### Provided information
==============================

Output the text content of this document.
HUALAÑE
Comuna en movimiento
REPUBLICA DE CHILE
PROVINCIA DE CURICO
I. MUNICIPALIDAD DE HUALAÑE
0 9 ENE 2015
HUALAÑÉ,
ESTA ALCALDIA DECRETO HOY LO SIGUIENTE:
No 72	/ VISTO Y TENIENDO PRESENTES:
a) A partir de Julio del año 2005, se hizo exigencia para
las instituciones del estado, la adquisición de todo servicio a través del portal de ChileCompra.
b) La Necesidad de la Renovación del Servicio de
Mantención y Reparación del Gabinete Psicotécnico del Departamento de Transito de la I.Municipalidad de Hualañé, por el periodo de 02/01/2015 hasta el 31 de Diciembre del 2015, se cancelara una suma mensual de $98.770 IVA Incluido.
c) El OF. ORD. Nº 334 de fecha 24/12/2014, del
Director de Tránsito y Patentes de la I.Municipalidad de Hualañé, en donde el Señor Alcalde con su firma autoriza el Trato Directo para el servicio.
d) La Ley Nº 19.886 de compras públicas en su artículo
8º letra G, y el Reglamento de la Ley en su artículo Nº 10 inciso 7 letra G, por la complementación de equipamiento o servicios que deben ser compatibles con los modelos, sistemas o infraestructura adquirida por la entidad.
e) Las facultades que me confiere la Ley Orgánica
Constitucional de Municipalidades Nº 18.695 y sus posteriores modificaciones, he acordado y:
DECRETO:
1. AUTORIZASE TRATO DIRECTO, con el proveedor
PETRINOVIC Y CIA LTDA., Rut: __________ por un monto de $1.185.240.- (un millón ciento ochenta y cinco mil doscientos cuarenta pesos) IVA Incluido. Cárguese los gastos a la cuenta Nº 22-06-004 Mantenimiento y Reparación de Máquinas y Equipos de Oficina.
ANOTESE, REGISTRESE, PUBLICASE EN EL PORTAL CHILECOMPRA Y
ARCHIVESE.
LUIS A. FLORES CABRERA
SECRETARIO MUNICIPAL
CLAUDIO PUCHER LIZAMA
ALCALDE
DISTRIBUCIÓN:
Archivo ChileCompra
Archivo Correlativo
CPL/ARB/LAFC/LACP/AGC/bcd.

==============================

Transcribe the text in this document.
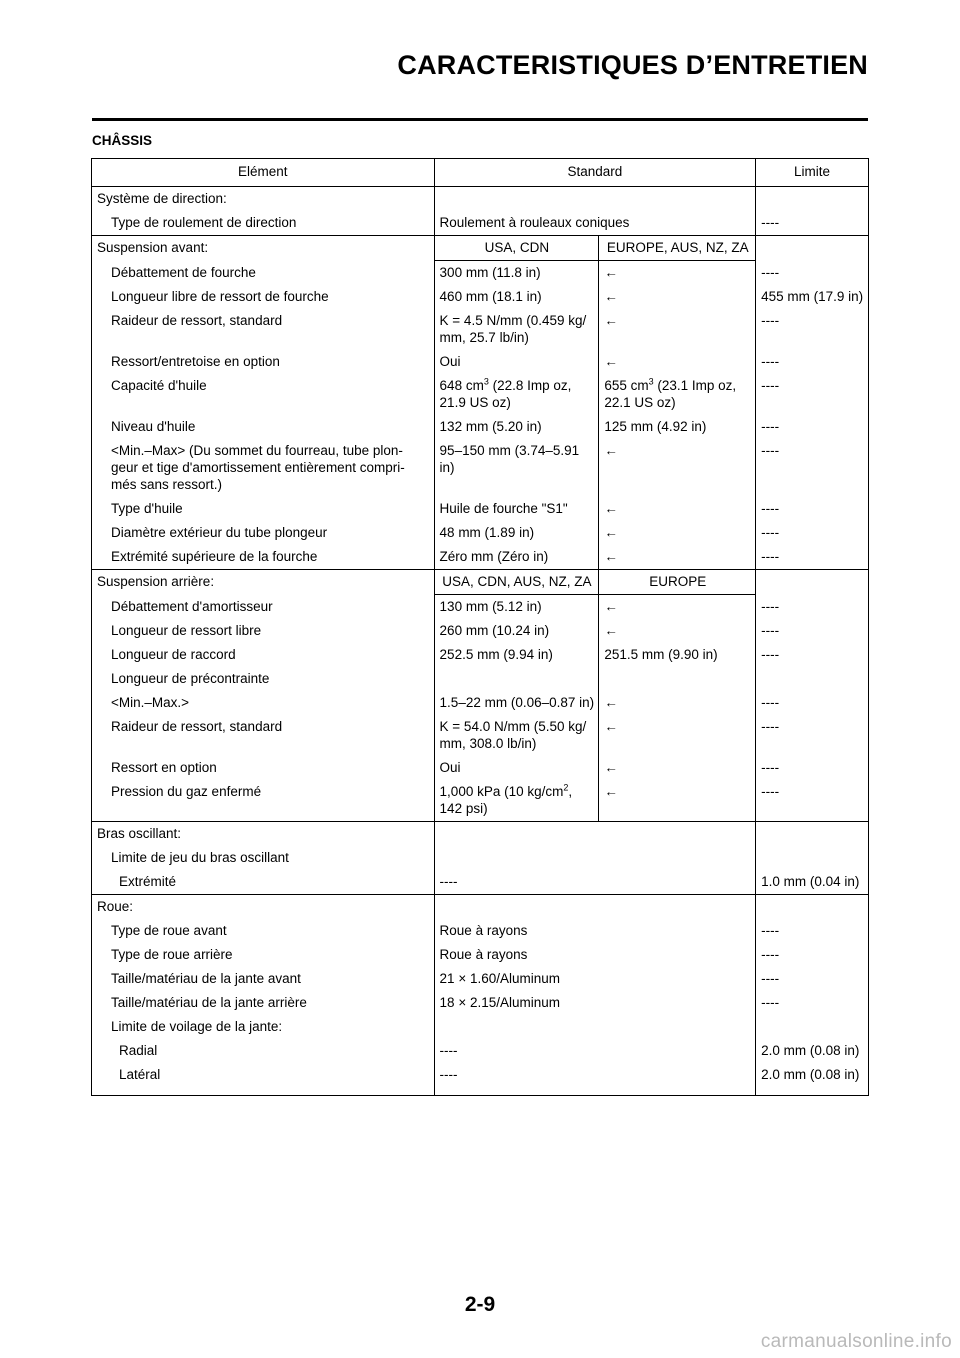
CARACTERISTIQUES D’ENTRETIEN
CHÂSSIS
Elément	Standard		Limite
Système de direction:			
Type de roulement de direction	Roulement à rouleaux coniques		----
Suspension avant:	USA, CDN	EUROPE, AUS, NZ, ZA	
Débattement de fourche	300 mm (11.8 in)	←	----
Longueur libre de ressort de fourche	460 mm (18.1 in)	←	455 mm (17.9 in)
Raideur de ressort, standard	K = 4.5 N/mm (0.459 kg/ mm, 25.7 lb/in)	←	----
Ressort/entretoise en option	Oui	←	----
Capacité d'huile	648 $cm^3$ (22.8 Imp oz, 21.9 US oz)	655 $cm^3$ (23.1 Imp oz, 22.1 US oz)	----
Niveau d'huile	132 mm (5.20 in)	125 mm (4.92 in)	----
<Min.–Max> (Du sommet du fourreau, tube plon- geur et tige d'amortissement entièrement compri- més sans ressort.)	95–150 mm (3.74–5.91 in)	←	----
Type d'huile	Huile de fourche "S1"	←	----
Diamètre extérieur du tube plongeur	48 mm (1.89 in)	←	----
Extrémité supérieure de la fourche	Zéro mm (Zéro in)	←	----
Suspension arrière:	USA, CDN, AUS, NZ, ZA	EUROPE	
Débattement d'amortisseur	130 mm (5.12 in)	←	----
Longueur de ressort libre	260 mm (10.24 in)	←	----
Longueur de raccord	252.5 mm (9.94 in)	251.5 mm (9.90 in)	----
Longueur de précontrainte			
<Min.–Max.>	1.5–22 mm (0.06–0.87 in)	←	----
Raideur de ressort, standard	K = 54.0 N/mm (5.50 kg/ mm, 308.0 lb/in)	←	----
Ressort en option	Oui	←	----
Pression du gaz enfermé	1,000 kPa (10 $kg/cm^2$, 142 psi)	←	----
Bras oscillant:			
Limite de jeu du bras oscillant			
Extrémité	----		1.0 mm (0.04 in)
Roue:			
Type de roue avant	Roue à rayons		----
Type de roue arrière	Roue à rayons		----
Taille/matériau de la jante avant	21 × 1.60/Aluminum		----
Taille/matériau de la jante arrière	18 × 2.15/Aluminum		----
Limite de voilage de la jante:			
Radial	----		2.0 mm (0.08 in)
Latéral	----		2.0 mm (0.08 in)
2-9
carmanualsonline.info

==============================

### Exercise requirements
Determine how many lines contain the word "Suspension" and reply with that number alone.

### Solution to this task
2